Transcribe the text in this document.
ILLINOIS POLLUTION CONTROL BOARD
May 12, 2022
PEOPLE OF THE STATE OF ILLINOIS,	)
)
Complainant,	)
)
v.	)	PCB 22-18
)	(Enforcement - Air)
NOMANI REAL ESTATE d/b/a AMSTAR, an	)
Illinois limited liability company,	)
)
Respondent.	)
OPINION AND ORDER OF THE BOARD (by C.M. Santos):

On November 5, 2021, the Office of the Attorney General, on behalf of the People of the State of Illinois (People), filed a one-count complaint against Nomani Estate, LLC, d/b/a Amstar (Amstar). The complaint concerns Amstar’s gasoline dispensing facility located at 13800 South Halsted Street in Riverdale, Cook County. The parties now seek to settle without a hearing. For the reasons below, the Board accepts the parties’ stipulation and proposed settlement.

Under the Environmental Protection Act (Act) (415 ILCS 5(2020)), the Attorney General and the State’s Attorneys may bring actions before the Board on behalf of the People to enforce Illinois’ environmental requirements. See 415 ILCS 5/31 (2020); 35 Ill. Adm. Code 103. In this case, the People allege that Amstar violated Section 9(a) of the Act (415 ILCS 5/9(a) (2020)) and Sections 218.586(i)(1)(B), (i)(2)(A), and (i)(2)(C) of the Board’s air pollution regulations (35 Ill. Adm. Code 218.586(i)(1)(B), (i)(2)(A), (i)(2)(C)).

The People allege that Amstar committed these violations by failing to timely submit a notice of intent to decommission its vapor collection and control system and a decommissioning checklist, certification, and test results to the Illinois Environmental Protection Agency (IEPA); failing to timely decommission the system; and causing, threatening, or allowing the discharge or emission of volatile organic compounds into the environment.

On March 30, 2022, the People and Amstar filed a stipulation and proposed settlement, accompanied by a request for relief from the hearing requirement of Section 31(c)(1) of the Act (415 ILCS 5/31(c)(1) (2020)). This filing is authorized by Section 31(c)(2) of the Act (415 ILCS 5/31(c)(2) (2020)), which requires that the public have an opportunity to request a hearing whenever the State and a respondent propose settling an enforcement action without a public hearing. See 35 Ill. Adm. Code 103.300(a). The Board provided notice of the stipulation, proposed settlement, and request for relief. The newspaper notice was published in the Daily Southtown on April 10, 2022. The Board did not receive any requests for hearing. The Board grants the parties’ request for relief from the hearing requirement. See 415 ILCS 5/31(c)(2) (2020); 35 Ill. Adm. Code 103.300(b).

...

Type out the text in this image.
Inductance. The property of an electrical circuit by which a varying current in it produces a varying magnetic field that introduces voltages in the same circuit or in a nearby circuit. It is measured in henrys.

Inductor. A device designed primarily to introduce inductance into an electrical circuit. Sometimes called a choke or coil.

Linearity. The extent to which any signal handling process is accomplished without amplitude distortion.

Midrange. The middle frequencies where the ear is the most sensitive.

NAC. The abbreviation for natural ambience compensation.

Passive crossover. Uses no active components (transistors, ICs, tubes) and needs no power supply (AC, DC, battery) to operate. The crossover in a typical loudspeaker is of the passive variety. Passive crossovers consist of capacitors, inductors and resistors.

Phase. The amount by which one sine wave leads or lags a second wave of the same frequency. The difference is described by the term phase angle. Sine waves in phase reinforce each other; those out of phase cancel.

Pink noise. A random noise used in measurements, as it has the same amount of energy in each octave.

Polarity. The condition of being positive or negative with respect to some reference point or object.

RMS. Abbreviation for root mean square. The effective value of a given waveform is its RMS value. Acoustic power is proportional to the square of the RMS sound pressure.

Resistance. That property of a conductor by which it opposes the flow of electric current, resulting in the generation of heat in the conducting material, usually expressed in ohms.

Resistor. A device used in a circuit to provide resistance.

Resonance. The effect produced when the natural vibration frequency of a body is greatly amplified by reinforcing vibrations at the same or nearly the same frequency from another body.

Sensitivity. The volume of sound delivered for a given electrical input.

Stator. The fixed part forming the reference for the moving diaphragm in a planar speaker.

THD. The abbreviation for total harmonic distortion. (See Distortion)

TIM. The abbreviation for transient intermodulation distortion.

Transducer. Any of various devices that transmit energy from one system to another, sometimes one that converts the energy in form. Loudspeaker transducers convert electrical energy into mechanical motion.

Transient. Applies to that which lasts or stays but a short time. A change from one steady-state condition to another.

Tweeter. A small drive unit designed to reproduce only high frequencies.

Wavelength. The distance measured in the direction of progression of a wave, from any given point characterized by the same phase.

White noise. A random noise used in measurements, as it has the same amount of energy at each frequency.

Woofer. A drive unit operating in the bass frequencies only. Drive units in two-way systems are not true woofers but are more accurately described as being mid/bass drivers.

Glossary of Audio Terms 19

--

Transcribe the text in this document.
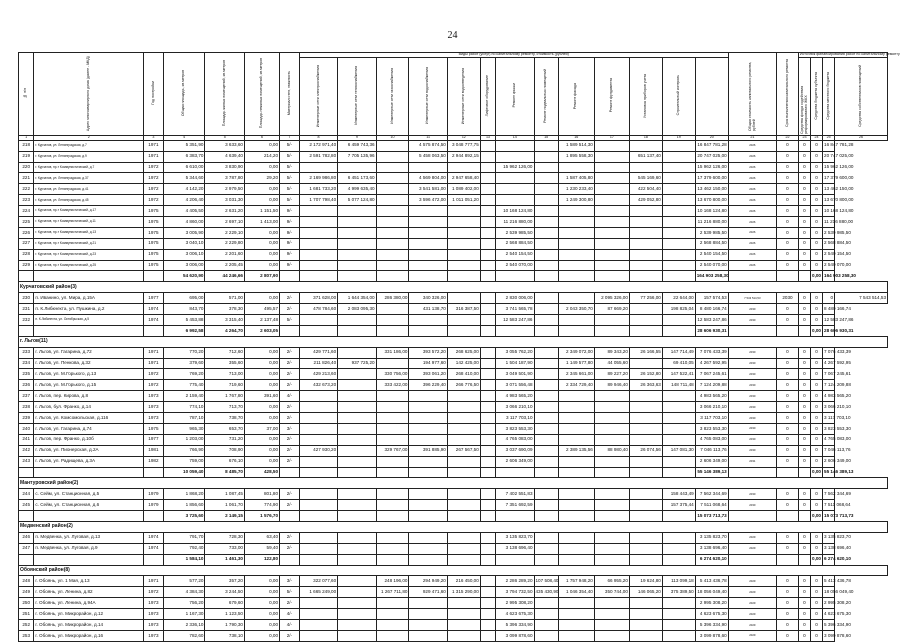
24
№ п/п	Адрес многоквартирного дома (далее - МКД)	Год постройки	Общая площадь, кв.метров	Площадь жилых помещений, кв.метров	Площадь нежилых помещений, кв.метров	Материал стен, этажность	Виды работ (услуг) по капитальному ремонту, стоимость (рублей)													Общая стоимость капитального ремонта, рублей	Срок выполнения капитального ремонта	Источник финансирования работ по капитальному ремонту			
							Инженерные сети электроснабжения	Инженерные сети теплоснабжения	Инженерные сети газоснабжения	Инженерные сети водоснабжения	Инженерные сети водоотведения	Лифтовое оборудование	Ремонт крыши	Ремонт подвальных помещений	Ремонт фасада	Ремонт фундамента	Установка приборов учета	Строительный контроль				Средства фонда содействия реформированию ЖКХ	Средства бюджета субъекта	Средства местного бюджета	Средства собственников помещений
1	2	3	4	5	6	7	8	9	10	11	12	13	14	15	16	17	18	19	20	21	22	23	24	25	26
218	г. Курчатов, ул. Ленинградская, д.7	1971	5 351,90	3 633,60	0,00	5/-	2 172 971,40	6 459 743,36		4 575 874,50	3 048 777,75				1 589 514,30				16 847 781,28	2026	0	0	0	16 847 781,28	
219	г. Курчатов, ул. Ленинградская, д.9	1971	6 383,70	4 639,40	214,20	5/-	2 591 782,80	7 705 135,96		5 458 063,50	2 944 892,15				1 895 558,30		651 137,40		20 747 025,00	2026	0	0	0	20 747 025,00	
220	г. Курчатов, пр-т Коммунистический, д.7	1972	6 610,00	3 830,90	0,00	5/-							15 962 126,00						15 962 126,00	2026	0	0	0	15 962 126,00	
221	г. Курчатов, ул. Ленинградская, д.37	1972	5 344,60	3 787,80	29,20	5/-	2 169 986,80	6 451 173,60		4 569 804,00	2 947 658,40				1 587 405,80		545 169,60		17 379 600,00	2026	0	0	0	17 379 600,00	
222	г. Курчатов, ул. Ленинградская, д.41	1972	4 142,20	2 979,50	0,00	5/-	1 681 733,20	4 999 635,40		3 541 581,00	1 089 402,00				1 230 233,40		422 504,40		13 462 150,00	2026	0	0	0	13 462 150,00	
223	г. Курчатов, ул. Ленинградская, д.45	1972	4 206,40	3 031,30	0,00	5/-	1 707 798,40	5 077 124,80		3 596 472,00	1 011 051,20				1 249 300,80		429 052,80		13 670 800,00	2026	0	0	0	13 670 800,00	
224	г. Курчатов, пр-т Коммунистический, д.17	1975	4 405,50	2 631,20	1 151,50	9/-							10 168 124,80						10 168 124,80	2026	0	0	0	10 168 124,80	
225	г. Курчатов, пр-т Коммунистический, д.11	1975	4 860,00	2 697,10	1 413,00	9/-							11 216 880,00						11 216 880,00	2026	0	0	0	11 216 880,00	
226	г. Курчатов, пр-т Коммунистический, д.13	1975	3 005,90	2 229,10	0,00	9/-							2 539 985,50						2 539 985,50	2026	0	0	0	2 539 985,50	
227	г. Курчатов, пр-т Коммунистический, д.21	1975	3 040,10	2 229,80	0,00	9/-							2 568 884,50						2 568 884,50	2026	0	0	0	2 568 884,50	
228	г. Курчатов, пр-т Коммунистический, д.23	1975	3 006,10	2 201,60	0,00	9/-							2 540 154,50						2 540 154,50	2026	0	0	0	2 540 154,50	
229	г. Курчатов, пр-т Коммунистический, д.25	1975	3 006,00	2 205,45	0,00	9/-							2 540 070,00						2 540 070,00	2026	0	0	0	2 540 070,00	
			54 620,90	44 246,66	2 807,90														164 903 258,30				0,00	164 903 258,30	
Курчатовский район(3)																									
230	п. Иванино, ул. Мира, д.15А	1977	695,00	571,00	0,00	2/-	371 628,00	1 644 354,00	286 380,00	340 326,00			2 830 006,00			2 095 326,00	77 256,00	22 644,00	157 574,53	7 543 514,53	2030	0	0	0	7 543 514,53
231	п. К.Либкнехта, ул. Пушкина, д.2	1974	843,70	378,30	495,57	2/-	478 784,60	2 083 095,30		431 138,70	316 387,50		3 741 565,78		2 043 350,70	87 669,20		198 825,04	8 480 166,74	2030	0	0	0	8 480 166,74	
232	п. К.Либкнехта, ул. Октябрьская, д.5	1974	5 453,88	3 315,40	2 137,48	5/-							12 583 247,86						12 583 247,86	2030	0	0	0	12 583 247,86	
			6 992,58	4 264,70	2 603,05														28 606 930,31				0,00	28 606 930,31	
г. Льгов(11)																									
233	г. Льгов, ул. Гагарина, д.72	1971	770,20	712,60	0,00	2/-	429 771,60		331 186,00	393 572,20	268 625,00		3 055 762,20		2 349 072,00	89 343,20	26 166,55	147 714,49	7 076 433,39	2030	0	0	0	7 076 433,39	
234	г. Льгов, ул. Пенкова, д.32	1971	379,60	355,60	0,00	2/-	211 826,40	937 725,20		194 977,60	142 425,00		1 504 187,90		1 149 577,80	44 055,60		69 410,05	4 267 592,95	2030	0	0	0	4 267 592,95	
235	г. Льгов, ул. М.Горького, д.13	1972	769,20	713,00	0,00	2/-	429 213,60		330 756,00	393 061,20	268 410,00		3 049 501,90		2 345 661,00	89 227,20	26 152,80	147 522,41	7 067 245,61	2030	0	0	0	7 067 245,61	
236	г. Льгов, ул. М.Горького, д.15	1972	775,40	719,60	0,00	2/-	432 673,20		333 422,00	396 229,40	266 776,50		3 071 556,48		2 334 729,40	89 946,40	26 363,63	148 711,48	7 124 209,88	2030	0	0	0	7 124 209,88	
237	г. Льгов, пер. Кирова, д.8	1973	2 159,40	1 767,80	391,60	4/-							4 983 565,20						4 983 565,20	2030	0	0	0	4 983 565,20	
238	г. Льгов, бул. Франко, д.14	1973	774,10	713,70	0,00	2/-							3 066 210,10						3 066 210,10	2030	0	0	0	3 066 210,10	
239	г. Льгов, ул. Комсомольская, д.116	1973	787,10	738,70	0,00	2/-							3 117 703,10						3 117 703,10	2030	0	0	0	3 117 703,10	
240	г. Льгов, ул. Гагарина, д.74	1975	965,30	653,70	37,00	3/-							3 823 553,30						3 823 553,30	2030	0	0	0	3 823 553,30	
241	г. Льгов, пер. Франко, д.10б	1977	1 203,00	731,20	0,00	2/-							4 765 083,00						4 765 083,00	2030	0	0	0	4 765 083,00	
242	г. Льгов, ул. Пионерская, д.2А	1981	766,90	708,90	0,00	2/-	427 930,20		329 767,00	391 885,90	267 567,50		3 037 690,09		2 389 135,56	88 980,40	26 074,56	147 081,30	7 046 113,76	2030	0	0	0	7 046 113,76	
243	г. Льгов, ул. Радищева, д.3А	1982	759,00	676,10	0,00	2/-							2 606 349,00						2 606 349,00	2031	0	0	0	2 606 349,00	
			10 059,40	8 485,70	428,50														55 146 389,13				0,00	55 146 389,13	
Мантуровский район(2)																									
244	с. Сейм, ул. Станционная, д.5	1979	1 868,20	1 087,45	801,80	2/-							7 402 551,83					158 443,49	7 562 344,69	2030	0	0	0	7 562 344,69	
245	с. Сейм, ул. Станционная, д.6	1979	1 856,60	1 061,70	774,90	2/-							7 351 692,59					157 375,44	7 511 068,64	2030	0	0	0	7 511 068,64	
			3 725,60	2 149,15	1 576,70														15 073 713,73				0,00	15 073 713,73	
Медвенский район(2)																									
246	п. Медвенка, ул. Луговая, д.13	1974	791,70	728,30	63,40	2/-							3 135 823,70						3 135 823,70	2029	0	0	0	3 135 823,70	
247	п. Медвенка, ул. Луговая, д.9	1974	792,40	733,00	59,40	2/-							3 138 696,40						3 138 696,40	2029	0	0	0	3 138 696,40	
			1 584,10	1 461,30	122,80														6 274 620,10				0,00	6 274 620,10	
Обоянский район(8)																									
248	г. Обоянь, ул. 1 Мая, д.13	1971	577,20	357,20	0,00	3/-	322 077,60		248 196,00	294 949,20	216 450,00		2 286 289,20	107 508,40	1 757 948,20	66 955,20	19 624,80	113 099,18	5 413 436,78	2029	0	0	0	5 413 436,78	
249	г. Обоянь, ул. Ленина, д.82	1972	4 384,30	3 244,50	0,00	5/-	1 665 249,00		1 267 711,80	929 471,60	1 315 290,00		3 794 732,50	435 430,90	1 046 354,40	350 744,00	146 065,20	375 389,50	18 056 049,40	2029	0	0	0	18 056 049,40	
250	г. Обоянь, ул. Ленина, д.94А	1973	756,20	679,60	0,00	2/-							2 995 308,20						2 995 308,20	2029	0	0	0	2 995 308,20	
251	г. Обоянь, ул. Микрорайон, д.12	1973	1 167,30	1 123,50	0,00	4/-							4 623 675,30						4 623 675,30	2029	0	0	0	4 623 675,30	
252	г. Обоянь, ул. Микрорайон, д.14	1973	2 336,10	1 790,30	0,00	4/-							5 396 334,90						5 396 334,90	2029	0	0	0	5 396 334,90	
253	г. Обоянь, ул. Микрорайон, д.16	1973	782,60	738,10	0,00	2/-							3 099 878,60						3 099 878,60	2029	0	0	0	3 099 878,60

• [Exercise prompt]
Search the preceding listing for "power" and extract every line where it is found.

• [Correct output]
Passive crossover. Uses no active components (transistors, ICs, tubes) and needs no power supply (AC, DC, battery) to operate. The crossover in a typical loudspeaker is of the passive variety. Passive crossovers consist of capacitors, inductors and resistors.
RMS. Abbreviation for root mean square. The effective value of a given waveform is its RMS value. Acoustic power is proportional to the square of the RMS sound pressure.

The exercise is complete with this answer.